▶ _Data entries_
BEGIN
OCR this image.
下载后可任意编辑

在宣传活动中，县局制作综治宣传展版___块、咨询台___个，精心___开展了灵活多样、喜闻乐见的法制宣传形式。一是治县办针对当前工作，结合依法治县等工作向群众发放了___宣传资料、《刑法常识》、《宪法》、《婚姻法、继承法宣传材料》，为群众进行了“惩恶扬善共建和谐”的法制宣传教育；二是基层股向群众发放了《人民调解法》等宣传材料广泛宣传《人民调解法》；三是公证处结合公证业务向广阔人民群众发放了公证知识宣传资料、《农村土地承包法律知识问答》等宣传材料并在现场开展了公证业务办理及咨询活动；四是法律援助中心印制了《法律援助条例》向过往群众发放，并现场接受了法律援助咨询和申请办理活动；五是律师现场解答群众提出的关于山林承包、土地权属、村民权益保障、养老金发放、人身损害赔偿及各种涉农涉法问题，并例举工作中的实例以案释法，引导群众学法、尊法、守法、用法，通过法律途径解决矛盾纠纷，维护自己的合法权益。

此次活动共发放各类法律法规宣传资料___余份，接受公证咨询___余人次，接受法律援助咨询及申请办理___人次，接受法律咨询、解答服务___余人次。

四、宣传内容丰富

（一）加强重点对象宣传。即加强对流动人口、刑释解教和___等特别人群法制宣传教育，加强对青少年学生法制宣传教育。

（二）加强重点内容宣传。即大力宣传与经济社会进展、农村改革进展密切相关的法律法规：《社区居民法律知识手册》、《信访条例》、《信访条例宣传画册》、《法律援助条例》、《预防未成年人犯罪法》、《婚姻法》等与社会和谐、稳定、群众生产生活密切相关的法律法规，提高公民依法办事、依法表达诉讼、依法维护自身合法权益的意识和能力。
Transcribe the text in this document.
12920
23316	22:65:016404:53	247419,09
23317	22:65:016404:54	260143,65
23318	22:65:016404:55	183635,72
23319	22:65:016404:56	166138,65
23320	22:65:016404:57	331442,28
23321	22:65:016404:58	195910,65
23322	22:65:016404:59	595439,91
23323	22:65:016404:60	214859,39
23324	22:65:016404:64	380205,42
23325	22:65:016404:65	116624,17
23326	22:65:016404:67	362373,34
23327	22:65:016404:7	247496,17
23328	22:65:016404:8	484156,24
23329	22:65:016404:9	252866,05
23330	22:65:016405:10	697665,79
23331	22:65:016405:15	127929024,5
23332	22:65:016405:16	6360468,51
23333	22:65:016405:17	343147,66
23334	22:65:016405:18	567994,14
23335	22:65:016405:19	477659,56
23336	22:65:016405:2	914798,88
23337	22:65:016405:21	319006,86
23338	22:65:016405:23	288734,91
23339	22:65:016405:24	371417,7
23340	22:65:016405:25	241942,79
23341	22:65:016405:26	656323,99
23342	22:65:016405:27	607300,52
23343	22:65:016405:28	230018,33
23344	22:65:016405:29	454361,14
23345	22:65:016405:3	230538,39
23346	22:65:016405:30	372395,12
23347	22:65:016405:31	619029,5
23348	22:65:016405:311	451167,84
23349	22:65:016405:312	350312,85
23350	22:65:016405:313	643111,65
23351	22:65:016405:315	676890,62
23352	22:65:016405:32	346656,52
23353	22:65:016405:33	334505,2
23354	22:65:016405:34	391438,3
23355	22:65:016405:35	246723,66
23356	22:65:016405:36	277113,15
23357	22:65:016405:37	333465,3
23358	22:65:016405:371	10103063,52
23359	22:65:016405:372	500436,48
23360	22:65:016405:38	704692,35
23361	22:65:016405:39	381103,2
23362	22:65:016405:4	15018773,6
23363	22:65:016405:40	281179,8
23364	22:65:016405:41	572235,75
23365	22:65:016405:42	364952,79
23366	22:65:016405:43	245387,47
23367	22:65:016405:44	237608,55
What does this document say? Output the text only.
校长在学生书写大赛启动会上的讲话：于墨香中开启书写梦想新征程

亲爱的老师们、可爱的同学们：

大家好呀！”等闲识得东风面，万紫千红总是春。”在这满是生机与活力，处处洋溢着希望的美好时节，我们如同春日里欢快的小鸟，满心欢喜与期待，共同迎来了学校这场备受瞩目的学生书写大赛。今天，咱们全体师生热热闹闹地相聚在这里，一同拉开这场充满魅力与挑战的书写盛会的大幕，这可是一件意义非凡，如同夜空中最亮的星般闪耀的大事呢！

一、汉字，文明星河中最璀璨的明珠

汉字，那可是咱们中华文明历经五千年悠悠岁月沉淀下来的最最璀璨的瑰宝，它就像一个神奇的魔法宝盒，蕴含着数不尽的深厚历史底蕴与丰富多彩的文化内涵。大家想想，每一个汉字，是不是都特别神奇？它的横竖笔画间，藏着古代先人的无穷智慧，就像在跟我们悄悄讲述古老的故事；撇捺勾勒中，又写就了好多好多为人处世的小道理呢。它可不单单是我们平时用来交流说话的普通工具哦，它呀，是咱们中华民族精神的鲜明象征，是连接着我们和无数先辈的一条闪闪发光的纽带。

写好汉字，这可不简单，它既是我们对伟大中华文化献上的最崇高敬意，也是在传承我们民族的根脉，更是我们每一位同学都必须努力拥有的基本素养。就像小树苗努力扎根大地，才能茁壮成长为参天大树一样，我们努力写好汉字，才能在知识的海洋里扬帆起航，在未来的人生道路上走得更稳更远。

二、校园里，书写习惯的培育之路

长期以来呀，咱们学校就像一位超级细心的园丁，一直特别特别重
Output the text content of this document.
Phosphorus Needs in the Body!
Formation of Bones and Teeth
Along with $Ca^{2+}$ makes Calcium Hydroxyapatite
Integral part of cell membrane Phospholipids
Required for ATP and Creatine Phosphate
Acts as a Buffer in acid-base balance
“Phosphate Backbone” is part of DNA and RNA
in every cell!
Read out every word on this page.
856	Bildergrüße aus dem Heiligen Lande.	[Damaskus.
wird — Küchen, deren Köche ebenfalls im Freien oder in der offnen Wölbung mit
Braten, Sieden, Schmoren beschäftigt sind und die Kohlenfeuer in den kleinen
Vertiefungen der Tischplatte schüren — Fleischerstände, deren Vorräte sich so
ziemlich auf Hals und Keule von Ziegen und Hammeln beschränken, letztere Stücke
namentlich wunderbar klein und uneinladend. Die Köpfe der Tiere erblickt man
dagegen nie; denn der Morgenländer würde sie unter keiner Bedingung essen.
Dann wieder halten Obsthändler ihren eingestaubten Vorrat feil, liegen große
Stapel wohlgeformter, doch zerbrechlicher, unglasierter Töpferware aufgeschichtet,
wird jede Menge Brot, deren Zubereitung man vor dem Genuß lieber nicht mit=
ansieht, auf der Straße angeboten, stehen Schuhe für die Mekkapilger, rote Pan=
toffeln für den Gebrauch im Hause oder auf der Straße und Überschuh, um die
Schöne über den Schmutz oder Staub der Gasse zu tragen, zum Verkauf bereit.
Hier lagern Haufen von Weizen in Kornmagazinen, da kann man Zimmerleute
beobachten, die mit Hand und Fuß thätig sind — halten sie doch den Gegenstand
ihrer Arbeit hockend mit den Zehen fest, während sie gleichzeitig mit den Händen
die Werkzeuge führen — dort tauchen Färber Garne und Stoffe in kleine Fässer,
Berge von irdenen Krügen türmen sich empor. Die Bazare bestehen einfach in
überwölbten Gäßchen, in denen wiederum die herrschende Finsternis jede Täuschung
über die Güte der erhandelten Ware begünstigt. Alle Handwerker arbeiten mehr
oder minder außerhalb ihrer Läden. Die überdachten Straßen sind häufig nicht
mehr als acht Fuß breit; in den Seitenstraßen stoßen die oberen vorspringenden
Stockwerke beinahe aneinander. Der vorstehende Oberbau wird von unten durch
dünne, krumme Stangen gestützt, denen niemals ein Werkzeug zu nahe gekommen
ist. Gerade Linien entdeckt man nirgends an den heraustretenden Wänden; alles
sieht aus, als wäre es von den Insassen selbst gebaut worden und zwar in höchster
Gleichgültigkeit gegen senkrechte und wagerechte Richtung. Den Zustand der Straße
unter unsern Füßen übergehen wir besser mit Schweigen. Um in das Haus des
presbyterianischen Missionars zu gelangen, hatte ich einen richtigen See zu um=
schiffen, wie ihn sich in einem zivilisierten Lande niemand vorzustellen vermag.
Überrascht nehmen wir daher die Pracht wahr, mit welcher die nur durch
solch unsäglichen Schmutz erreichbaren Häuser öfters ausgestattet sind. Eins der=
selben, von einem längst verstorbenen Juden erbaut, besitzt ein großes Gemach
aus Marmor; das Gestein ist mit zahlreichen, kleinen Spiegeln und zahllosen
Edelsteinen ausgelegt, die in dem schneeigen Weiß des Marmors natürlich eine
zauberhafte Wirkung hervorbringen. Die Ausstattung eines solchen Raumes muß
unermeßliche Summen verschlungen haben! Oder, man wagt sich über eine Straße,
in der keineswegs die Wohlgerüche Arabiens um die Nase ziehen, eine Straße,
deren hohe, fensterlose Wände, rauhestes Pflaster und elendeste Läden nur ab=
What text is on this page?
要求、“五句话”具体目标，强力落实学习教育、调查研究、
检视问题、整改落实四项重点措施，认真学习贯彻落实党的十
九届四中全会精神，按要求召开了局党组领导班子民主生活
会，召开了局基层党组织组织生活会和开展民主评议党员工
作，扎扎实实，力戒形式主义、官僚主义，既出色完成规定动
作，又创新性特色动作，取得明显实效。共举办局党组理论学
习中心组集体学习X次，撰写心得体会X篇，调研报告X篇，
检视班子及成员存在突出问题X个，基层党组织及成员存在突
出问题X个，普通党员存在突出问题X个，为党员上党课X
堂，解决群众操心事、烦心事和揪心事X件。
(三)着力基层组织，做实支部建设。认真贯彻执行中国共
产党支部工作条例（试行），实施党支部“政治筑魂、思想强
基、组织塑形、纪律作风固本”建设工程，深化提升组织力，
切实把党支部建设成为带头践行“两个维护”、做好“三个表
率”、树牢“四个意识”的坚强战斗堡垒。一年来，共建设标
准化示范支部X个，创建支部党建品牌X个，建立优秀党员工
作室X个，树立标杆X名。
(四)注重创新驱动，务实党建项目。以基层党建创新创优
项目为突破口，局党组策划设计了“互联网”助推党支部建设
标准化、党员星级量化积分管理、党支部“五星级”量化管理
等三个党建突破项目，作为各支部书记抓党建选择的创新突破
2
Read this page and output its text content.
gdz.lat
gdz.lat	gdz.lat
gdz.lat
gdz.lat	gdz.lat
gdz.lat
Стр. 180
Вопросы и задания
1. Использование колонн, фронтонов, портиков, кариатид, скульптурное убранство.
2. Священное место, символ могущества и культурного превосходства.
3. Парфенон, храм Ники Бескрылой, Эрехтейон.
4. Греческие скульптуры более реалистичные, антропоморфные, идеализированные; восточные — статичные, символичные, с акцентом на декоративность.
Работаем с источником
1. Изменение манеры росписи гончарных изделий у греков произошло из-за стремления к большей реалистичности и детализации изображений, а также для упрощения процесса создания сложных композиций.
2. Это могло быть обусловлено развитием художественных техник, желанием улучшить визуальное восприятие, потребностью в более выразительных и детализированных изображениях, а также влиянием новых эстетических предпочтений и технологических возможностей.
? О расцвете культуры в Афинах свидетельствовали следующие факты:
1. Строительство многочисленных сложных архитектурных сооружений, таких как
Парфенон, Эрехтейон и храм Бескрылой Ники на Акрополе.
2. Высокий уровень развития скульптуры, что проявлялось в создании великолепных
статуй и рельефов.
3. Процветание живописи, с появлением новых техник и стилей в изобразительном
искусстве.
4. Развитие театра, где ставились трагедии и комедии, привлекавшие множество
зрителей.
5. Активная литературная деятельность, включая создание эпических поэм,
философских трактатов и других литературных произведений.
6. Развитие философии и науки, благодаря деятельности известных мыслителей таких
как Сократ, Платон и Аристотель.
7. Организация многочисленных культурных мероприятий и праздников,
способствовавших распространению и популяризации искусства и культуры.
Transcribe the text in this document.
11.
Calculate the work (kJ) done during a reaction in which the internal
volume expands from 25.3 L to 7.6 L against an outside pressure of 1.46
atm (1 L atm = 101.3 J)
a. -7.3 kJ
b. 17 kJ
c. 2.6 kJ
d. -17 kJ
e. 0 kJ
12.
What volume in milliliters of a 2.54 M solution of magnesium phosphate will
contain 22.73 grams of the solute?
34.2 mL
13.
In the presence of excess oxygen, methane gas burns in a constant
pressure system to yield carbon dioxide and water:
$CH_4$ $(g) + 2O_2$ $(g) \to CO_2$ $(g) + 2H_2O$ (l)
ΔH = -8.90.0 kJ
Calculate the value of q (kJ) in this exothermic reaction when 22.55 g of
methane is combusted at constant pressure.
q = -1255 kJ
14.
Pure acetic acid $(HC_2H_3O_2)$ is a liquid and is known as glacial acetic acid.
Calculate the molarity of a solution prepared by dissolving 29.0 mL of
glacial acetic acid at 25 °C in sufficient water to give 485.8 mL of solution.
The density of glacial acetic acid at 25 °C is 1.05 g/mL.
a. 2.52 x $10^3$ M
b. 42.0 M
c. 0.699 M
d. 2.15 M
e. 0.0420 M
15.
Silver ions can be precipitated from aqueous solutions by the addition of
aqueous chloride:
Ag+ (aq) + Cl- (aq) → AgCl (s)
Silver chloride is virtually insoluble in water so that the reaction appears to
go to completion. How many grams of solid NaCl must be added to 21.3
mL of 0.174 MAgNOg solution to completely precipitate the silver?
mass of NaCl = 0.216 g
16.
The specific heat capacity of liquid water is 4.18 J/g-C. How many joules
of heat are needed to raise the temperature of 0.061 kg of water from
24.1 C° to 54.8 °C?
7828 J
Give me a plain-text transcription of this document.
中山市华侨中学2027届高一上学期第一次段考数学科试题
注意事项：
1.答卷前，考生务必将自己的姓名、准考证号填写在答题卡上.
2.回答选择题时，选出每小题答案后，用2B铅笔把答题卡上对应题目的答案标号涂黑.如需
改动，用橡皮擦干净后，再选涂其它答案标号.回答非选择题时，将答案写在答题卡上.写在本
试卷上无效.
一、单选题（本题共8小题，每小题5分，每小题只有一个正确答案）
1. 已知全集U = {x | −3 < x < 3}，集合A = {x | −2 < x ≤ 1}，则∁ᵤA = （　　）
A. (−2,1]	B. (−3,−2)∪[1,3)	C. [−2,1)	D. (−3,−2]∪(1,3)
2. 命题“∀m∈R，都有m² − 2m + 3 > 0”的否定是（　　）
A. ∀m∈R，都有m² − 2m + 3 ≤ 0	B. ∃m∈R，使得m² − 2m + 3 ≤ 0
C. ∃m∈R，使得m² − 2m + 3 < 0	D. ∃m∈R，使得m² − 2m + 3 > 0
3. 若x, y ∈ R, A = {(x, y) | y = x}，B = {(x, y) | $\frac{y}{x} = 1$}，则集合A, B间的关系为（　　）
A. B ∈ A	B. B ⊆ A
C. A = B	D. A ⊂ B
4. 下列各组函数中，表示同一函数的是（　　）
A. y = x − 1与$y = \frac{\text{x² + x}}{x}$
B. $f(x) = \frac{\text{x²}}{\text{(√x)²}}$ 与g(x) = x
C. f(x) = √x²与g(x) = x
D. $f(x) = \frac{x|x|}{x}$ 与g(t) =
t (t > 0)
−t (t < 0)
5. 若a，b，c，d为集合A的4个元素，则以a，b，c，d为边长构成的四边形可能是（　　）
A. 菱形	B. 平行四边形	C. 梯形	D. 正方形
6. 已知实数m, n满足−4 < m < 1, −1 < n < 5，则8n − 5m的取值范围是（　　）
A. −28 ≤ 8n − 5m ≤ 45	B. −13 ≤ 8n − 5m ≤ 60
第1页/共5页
END
▶ _Goal of the exercise_
List all lines from the entries that include the word "text".

▶ _Answer for the task_
Transcribe the text in this document.
What does this document say? Output the text only.
Output the text content of this document.
What text is on this page?
Read this page and output its text content.
Transcribe the text in this document.
Give me a plain-text transcription of this document.
A. y = x − 1与$y = \frac{\text{x² + x}}{x}$
B. $f(x) = \frac{\text{x²}}{\text{(√x)²}}$ 与g(x) = x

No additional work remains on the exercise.